• [DESCRIPTION OF THE TASK]: Give every line from the entries that contains "title".

▬▬▬▬▬▬

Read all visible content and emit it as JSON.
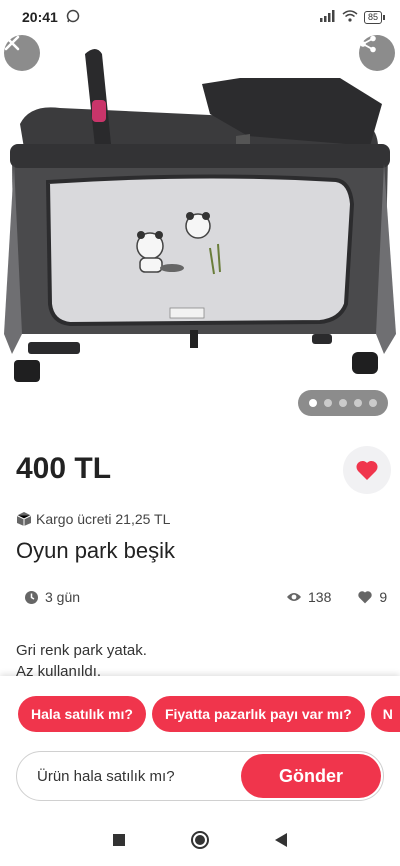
{
  "status_bar": {
    "time": "20:41",
    "battery": "85"
  },
  "gallery": {
    "image_count": 5,
    "active_index": 0
  },
  "listing": {
    "price": "400 TL",
    "cargo": "Kargo ücreti 21,25 TL",
    "title": "Oyun park beşik",
    "age": "3 gün",
    "views": "138",
    "likes": "9",
    "description_lines": [
      "Gri renk park yatak.",
      "Az kullanıldı."
    ]
  },
  "quick_replies": [
    "Hala satılık mı?",
    "Fiyatta pazarlık payı var mı?",
    "N"
  ],
  "message": {
    "value": "Ürün hala satılık mı?",
    "send_label": "Gönder"
  },
  "colors": {
    "accent": "#f0354c",
    "overlay": "#787878"
  }
}
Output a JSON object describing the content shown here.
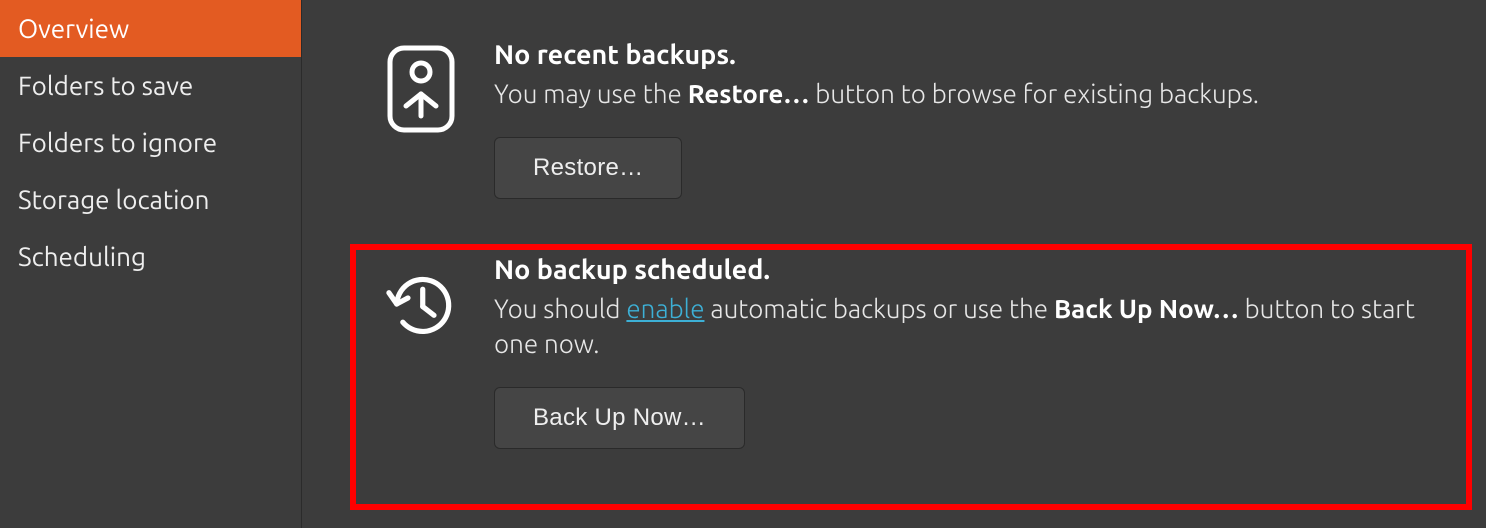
{
  "sidebar": {
    "items": [
      {
        "label": "Overview",
        "active": true
      },
      {
        "label": "Folders to save",
        "active": false
      },
      {
        "label": "Folders to ignore",
        "active": false
      },
      {
        "label": "Storage location",
        "active": false
      },
      {
        "label": "Scheduling",
        "active": false
      }
    ]
  },
  "main": {
    "restore_section": {
      "title": "No recent backups.",
      "text_before": "You may use the ",
      "bold": "Restore…",
      "text_after": " button to browse for existing backups.",
      "button": "Restore…"
    },
    "schedule_section": {
      "title": "No backup scheduled.",
      "text_a": "You should ",
      "link": "enable",
      "text_b": " automatic backups or use the ",
      "bold": "Back Up Now…",
      "text_c": " button to start one now.",
      "button": "Back Up Now…"
    }
  }
}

▬▬▬▬▬▬

• [FINISHED TASK]:
    "title": "Oyun park beşik",
      "title": "No recent backups.",
      "title": "No backup scheduled.",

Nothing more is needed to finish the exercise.